**EXERCISE OBJECTIVE:**
All of the lines below are to be printed again exactly; images are excluded from the output.

**DATA TO PROCESS:**
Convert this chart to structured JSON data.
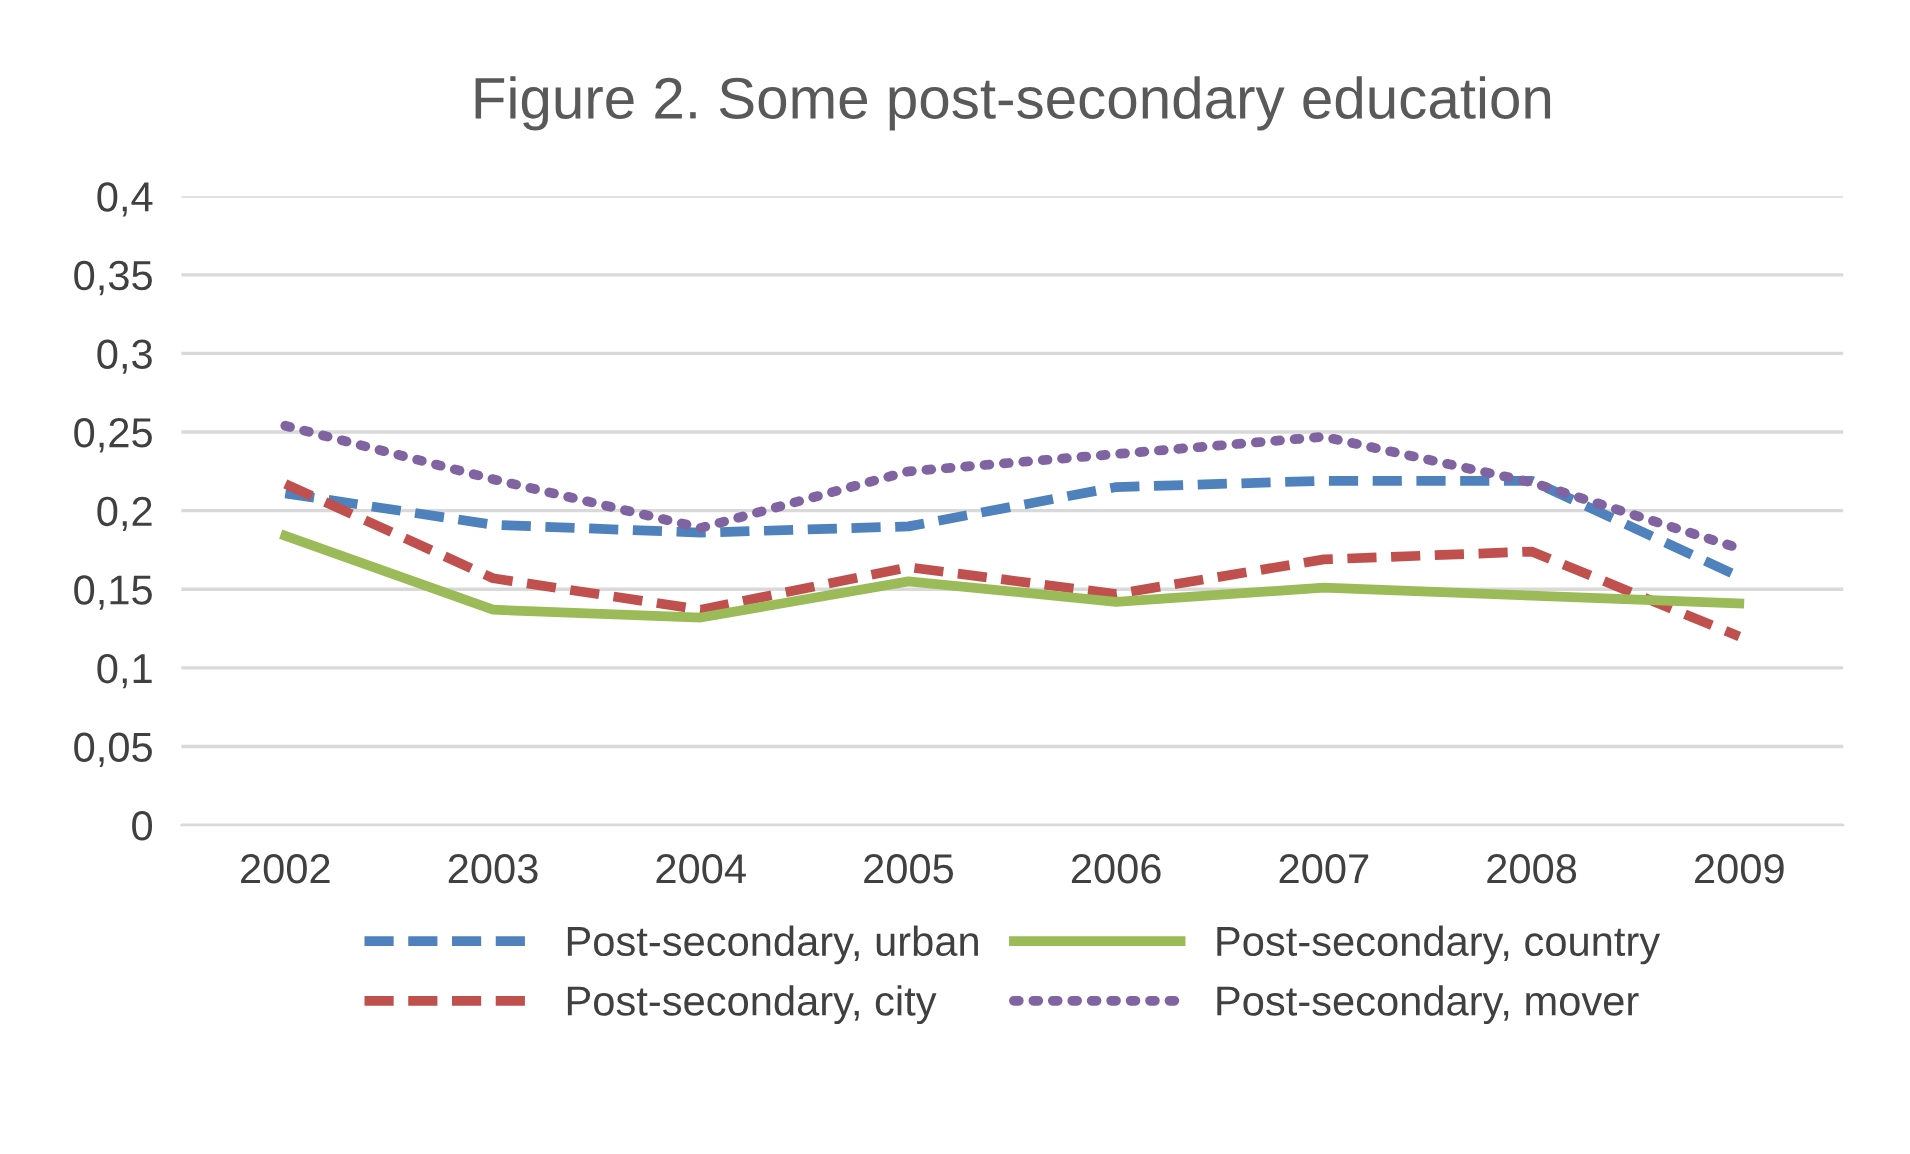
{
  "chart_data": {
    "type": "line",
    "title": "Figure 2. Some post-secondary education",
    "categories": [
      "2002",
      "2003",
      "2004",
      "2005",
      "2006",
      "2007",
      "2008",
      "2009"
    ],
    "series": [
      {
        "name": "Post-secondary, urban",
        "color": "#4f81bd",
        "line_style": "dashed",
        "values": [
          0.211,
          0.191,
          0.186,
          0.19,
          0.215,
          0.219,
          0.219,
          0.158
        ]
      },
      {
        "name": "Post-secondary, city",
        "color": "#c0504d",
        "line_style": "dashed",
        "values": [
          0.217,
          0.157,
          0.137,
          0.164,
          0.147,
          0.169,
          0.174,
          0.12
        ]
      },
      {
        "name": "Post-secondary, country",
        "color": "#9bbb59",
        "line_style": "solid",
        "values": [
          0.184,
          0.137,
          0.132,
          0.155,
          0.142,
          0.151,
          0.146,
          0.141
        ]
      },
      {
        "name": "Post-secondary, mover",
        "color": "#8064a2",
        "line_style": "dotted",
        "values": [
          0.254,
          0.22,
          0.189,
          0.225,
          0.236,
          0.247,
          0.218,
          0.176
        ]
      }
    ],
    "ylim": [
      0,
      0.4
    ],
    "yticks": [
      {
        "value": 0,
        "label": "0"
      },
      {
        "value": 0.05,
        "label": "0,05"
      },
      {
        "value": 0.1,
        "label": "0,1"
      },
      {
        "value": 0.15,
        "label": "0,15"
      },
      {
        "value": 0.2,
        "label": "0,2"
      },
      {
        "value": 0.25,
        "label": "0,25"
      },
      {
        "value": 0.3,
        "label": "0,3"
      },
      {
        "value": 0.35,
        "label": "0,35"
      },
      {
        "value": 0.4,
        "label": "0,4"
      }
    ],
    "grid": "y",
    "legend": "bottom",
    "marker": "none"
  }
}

**COMPLETED EXERCISE:**
Convert this chart to structured JSON data.
{
  "chart_data": {
    "type": "line",
    "title": "Figure 2. Some post-secondary education",
    "categories": [
      "2002",
      "2003",
      "2004",
      "2005",
      "2006",
      "2007",
      "2008",
      "2009"
    ],
    "series": [
      {
        "name": "Post-secondary, urban",
        "color": "#4f81bd",
        "line_style": "dashed",
        "values": [
          0.211,
          0.191,
          0.186,
          0.19,
          0.215,
          0.219,
          0.219,
          0.158
        ]
      },
      {
        "name": "Post-secondary, city",
        "color": "#c0504d",
        "line_style": "dashed",
        "values": [
          0.217,
          0.157,
          0.137,
          0.164,
          0.147,
          0.169,
          0.174,
          0.12
        ]
      },
      {
        "name": "Post-secondary, country",
        "color": "#9bbb59",
        "line_style": "solid",
        "values": [
          0.184,
          0.137,
          0.132,
          0.155,
          0.142,
          0.151,
          0.146,
          0.141
        ]
      },
      {
        "name": "Post-secondary, mover",
        "color": "#8064a2",
        "line_style": "dotted",
        "values": [
          0.254,
          0.22,
          0.189,
          0.225,
          0.236,
          0.247,
          0.218,
          0.176
        ]
      }
    ],
    "ylim": [
      0,
      0.4
    ],
    "yticks": [
      {
        "value": 0,
        "label": "0"
      },
      {
        "value": 0.05,
        "label": "0,05"
      },
      {
        "value": 0.1,
        "label": "0,1"
      },
      {
        "value": 0.15,
        "label": "0,15"
      },
      {
        "value": 0.2,
        "label": "0,2"
      },
      {
        "value": 0.25,
        "label": "0,25"
      },
      {
        "value": 0.3,
        "label": "0,3"
      },
      {
        "value": 0.35,
        "label": "0,35"
      },
      {
        "value": 0.4,
        "label": "0,4"
      }
    ],
    "grid": "y",
    "legend": "bottom",
    "marker": "none"
  }
}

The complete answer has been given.